• Requirement:
Restate the material word for word and leave out anything that is a picture.

• Input data:
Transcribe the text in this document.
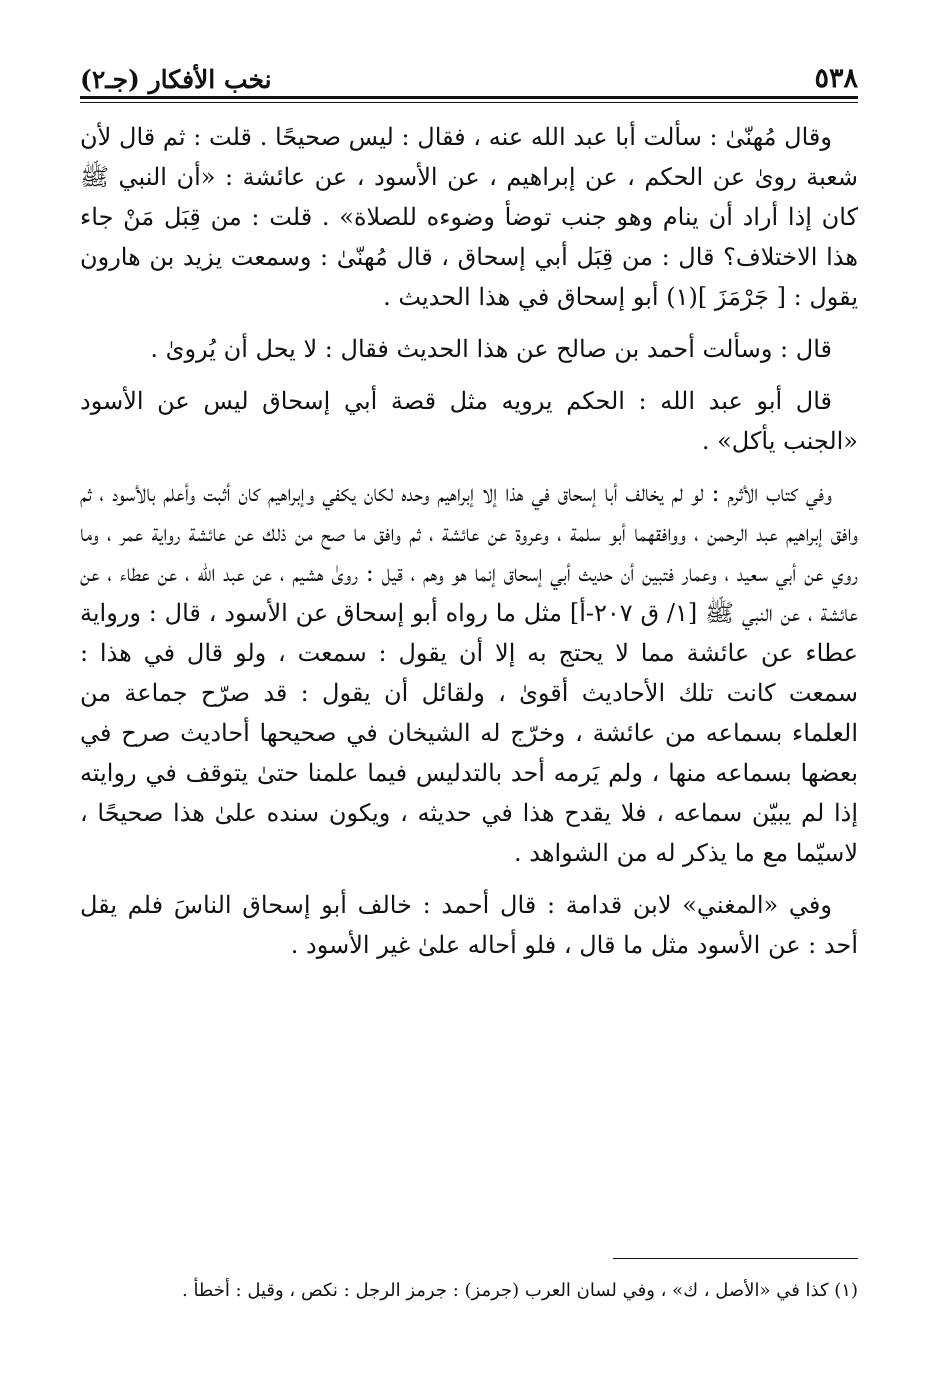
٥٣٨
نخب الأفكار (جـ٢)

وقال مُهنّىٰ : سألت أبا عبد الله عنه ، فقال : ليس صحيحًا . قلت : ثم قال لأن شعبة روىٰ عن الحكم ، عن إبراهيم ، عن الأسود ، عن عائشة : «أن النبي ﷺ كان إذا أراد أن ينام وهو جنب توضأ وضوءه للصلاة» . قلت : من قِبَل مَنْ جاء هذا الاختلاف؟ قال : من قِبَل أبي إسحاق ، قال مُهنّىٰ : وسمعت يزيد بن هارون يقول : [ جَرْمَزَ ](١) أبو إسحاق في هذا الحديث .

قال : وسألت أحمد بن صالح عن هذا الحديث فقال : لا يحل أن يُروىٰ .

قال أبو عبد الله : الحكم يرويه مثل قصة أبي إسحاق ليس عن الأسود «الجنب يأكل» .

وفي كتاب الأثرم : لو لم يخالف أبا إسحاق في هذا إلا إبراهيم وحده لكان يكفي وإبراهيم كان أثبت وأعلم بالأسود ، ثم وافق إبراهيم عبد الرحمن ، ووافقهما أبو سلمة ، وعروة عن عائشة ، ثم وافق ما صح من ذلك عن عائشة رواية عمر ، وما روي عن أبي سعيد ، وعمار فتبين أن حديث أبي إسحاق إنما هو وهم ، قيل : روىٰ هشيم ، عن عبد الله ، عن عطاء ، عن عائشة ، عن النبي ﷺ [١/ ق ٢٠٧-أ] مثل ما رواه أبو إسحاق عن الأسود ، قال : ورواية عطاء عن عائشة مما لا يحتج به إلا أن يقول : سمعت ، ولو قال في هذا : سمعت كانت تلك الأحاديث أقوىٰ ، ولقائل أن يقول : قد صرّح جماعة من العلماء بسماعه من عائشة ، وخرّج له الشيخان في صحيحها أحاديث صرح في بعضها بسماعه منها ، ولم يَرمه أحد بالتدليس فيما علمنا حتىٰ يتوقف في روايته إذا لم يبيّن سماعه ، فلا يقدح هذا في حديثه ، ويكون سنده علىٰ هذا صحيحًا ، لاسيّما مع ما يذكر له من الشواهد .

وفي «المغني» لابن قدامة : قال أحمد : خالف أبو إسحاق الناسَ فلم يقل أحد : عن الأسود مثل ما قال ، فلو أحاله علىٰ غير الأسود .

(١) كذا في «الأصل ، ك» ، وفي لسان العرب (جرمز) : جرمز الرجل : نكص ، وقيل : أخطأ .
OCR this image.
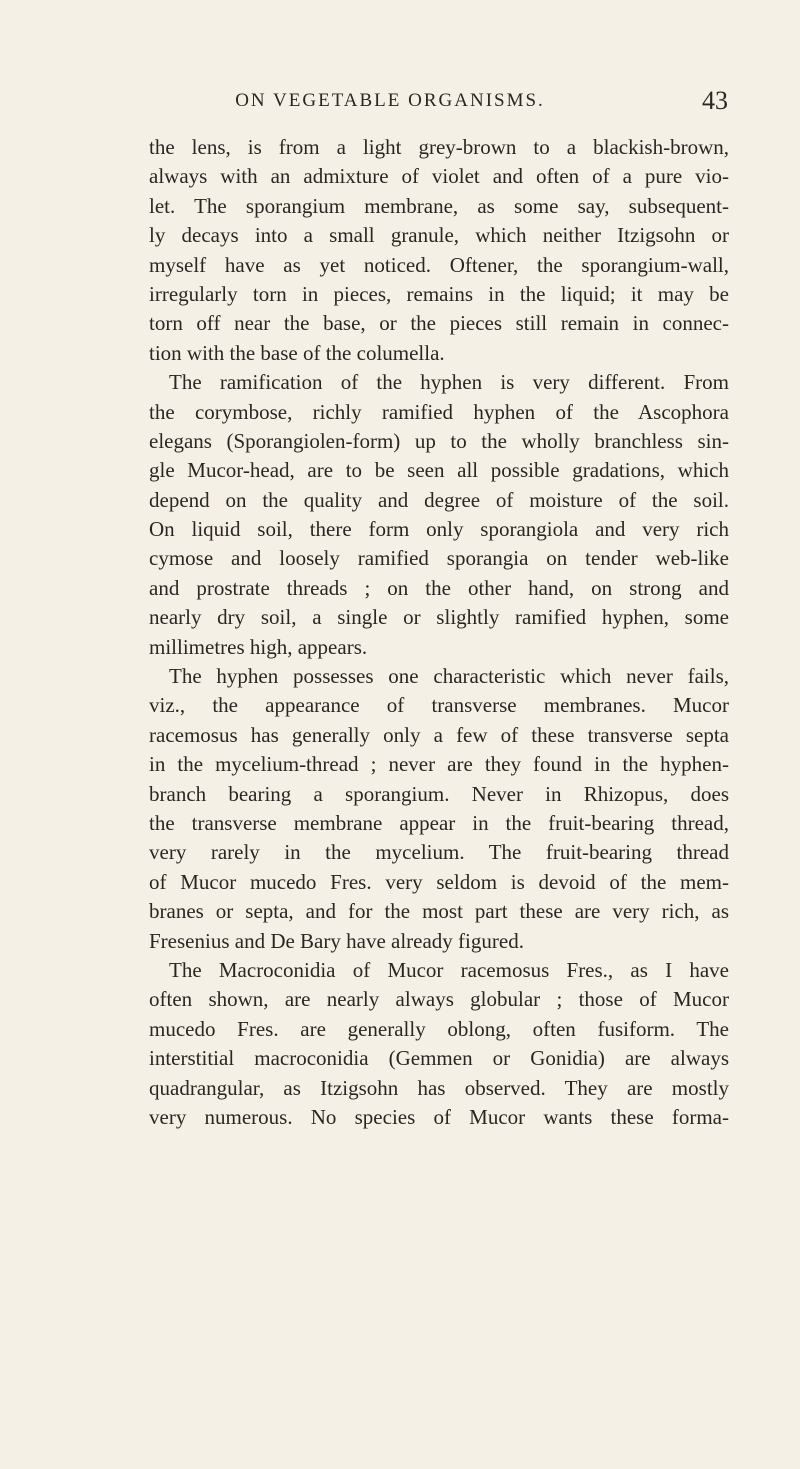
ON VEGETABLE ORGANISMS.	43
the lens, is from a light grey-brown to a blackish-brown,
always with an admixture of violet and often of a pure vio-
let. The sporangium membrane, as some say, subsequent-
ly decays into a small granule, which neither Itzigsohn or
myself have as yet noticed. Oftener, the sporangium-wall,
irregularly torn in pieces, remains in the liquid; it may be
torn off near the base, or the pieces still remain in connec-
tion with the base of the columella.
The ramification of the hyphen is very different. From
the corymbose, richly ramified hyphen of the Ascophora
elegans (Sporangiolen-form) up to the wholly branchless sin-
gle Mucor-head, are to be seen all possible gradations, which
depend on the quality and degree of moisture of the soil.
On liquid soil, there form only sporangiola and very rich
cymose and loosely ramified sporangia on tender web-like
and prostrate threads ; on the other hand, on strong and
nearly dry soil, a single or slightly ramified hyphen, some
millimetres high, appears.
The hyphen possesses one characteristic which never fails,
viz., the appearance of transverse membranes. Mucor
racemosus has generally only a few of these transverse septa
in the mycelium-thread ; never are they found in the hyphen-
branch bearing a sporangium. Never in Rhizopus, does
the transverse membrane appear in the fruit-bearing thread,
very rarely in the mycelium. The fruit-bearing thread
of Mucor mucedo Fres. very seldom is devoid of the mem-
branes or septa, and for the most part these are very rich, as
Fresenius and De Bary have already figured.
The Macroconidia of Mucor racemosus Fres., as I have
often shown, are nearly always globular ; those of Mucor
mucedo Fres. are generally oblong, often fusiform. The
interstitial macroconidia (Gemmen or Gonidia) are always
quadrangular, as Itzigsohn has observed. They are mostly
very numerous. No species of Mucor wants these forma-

• Task answer:
Transcribe the text in this document.
٥٣٨
نخب الأفكار (جـ٢)

وقال مُهنّىٰ : سألت أبا عبد الله عنه ، فقال : ليس صحيحًا . قلت : ثم قال لأن شعبة روىٰ عن الحكم ، عن إبراهيم ، عن الأسود ، عن عائشة : «أن النبي ﷺ كان إذا أراد أن ينام وهو جنب توضأ وضوءه للصلاة» . قلت : من قِبَل مَنْ جاء هذا الاختلاف؟ قال : من قِبَل أبي إسحاق ، قال مُهنّىٰ : وسمعت يزيد بن هارون يقول : [ جَرْمَزَ ](١) أبو إسحاق في هذا الحديث .

قال : وسألت أحمد بن صالح عن هذا الحديث فقال : لا يحل أن يُروىٰ .

قال أبو عبد الله : الحكم يرويه مثل قصة أبي إسحاق ليس عن الأسود «الجنب يأكل» .

وفي كتاب الأثرم : لو لم يخالف أبا إسحاق في هذا إلا إبراهيم وحده لكان يكفي وإبراهيم كان أثبت وأعلم بالأسود ، ثم وافق إبراهيم عبد الرحمن ، ووافقهما أبو سلمة ، وعروة عن عائشة ، ثم وافق ما صح من ذلك عن عائشة رواية عمر ، وما روي عن أبي سعيد ، وعمار فتبين أن حديث أبي إسحاق إنما هو وهم ، قيل : روىٰ هشيم ، عن عبد الله ، عن عطاء ، عن عائشة ، عن النبي ﷺ [١/ ق ٢٠٧-أ] مثل ما رواه أبو إسحاق عن الأسود ، قال : ورواية عطاء عن عائشة مما لا يحتج به إلا أن يقول : سمعت ، ولو قال في هذا : سمعت كانت تلك الأحاديث أقوىٰ ، ولقائل أن يقول : قد صرّح جماعة من العلماء بسماعه من عائشة ، وخرّج له الشيخان في صحيحها أحاديث صرح في بعضها بسماعه منها ، ولم يَرمه أحد بالتدليس فيما علمنا حتىٰ يتوقف في روايته إذا لم يبيّن سماعه ، فلا يقدح هذا في حديثه ، ويكون سنده علىٰ هذا صحيحًا ، لاسيّما مع ما يذكر له من الشواهد .

وفي «المغني» لابن قدامة : قال أحمد : خالف أبو إسحاق الناسَ فلم يقل أحد : عن الأسود مثل ما قال ، فلو أحاله علىٰ غير الأسود .

(١) كذا في «الأصل ، ك» ، وفي لسان العرب (جرمز) : جرمز الرجل : نكص ، وقيل : أخطأ .
OCR this image.
ON VEGETABLE ORGANISMS.	43
the lens, is from a light grey-brown to a blackish-brown,
always with an admixture of violet and often of a pure vio-
let. The sporangium membrane, as some say, subsequent-
ly decays into a small granule, which neither Itzigsohn or
myself have as yet noticed. Oftener, the sporangium-wall,
irregularly torn in pieces, remains in the liquid; it may be
torn off near the base, or the pieces still remain in connec-
tion with the base of the columella.
The ramification of the hyphen is very different. From
the corymbose, richly ramified hyphen of the Ascophora
elegans (Sporangiolen-form) up to the wholly branchless sin-
gle Mucor-head, are to be seen all possible gradations, which
depend on the quality and degree of moisture of the soil.
On liquid soil, there form only sporangiola and very rich
cymose and loosely ramified sporangia on tender web-like
and prostrate threads ; on the other hand, on strong and
nearly dry soil, a single or slightly ramified hyphen, some
millimetres high, appears.
The hyphen possesses one characteristic which never fails,
viz., the appearance of transverse membranes. Mucor
racemosus has generally only a few of these transverse septa
in the mycelium-thread ; never are they found in the hyphen-
branch bearing a sporangium. Never in Rhizopus, does
the transverse membrane appear in the fruit-bearing thread,
very rarely in the mycelium. The fruit-bearing thread
of Mucor mucedo Fres. very seldom is devoid of the mem-
branes or septa, and for the most part these are very rich, as
Fresenius and De Bary have already figured.
The Macroconidia of Mucor racemosus Fres., as I have
often shown, are nearly always globular ; those of Mucor
mucedo Fres. are generally oblong, often fusiform. The
interstitial macroconidia (Gemmen or Gonidia) are always
quadrangular, as Itzigsohn has observed. They are mostly
very numerous. No species of Mucor wants these forma-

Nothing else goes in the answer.